# Dataset records
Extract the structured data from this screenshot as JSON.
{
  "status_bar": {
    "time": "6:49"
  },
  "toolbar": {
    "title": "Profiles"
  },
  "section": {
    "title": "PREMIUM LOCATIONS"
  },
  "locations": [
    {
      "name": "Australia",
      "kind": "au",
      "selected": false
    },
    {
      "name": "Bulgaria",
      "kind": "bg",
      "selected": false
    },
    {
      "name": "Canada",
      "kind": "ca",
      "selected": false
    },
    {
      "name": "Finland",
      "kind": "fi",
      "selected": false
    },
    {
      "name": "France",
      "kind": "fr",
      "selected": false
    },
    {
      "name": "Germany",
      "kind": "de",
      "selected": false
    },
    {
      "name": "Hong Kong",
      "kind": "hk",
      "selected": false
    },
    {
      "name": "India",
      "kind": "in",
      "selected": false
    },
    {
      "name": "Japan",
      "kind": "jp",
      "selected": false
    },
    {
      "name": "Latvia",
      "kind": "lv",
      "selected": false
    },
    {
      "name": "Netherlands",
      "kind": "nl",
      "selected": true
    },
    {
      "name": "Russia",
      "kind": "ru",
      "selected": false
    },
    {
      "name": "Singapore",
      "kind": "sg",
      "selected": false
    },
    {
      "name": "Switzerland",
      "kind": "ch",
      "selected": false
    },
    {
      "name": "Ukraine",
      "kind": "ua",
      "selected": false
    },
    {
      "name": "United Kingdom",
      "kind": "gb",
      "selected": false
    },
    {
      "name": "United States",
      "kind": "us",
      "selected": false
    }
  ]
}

# Task instructions
Repeat the data in its entirety, character for character.

# Task result
Extract the structured data from this screenshot as JSON.
{
  "status_bar": {
    "time": "6:49"
  },
  "toolbar": {
    "title": "Profiles"
  },
  "section": {
    "title": "PREMIUM LOCATIONS"
  },
  "locations": [
    {
      "name": "Australia",
      "kind": "au",
      "selected": false
    },
    {
      "name": "Bulgaria",
      "kind": "bg",
      "selected": false
    },
    {
      "name": "Canada",
      "kind": "ca",
      "selected": false
    },
    {
      "name": "Finland",
      "kind": "fi",
      "selected": false
    },
    {
      "name": "France",
      "kind": "fr",
      "selected": false
    },
    {
      "name": "Germany",
      "kind": "de",
      "selected": false
    },
    {
      "name": "Hong Kong",
      "kind": "hk",
      "selected": false
    },
    {
      "name": "India",
      "kind": "in",
      "selected": false
    },
    {
      "name": "Japan",
      "kind": "jp",
      "selected": false
    },
    {
      "name": "Latvia",
      "kind": "lv",
      "selected": false
    },
    {
      "name": "Netherlands",
      "kind": "nl",
      "selected": true
    },
    {
      "name": "Russia",
      "kind": "ru",
      "selected": false
    },
    {
      "name": "Singapore",
      "kind": "sg",
      "selected": false
    },
    {
      "name": "Switzerland",
      "kind": "ch",
      "selected": false
    },
    {
      "name": "Ukraine",
      "kind": "ua",
      "selected": false
    },
    {
      "name": "United Kingdom",
      "kind": "gb",
      "selected": false
    },
    {
      "name": "United States",
      "kind": "us",
      "selected": false
    }
  ]
}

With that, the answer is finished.